## BEGIN Input data
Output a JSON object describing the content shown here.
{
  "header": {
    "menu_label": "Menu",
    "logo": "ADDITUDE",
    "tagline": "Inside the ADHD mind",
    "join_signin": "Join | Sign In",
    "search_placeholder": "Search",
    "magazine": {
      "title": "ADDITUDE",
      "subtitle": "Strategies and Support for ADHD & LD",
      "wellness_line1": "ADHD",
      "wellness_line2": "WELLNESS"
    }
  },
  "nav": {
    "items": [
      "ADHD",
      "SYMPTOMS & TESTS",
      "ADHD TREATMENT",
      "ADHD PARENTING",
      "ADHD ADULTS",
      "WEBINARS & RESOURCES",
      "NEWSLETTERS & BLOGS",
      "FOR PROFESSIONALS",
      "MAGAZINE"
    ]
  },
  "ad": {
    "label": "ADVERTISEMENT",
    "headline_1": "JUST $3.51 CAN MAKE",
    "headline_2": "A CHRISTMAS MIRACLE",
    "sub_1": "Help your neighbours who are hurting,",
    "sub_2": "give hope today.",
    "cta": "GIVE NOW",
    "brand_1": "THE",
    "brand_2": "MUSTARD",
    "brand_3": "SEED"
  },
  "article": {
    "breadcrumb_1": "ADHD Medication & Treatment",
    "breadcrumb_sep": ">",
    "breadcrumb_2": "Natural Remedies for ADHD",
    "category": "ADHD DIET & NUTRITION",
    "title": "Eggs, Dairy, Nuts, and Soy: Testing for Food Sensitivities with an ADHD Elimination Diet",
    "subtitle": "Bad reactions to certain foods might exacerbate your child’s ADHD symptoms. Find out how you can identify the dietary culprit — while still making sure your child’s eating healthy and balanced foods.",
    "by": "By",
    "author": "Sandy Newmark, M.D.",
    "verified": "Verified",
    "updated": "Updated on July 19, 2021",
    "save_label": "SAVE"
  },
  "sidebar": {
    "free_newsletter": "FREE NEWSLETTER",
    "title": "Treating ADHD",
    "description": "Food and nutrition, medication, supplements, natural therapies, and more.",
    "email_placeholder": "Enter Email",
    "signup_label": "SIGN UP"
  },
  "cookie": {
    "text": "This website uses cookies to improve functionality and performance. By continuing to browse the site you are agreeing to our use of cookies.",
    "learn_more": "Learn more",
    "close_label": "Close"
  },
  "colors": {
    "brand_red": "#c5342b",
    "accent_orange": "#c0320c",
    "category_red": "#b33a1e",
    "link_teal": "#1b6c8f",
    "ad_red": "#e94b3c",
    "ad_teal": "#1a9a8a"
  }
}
## END Input data
_What to do_
Copy out all of the records above with nothing altered.

_Task answer_
Output a JSON object describing the content shown here.
{
  "header": {
    "menu_label": "Menu",
    "logo": "ADDITUDE",
    "tagline": "Inside the ADHD mind",
    "join_signin": "Join | Sign In",
    "search_placeholder": "Search",
    "magazine": {
      "title": "ADDITUDE",
      "subtitle": "Strategies and Support for ADHD & LD",
      "wellness_line1": "ADHD",
      "wellness_line2": "WELLNESS"
    }
  },
  "nav": {
    "items": [
      "ADHD",
      "SYMPTOMS & TESTS",
      "ADHD TREATMENT",
      "ADHD PARENTING",
      "ADHD ADULTS",
      "WEBINARS & RESOURCES",
      "NEWSLETTERS & BLOGS",
      "FOR PROFESSIONALS",
      "MAGAZINE"
    ]
  },
  "ad": {
    "label": "ADVERTISEMENT",
    "headline_1": "JUST $3.51 CAN MAKE",
    "headline_2": "A CHRISTMAS MIRACLE",
    "sub_1": "Help your neighbours who are hurting,",
    "sub_2": "give hope today.",
    "cta": "GIVE NOW",
    "brand_1": "THE",
    "brand_2": "MUSTARD",
    "brand_3": "SEED"
  },
  "article": {
    "breadcrumb_1": "ADHD Medication & Treatment",
    "breadcrumb_sep": ">",
    "breadcrumb_2": "Natural Remedies for ADHD",
    "category": "ADHD DIET & NUTRITION",
    "title": "Eggs, Dairy, Nuts, and Soy: Testing for Food Sensitivities with an ADHD Elimination Diet",
    "subtitle": "Bad reactions to certain foods might exacerbate your child’s ADHD symptoms. Find out how you can identify the dietary culprit — while still making sure your child’s eating healthy and balanced foods.",
    "by": "By",
    "author": "Sandy Newmark, M.D.",
    "verified": "Verified",
    "updated": "Updated on July 19, 2021",
    "save_label": "SAVE"
  },
  "sidebar": {
    "free_newsletter": "FREE NEWSLETTER",
    "title": "Treating ADHD",
    "description": "Food and nutrition, medication, supplements, natural therapies, and more.",
    "email_placeholder": "Enter Email",
    "signup_label": "SIGN UP"
  },
  "cookie": {
    "text": "This website uses cookies to improve functionality and performance. By continuing to browse the site you are agreeing to our use of cookies.",
    "learn_more": "Learn more",
    "close_label": "Close"
  },
  "colors": {
    "brand_red": "#c5342b",
    "accent_orange": "#c0320c",
    "category_red": "#b33a1e",
    "link_teal": "#1b6c8f",
    "ad_red": "#e94b3c",
    "ad_teal": "#1a9a8a"
  }
}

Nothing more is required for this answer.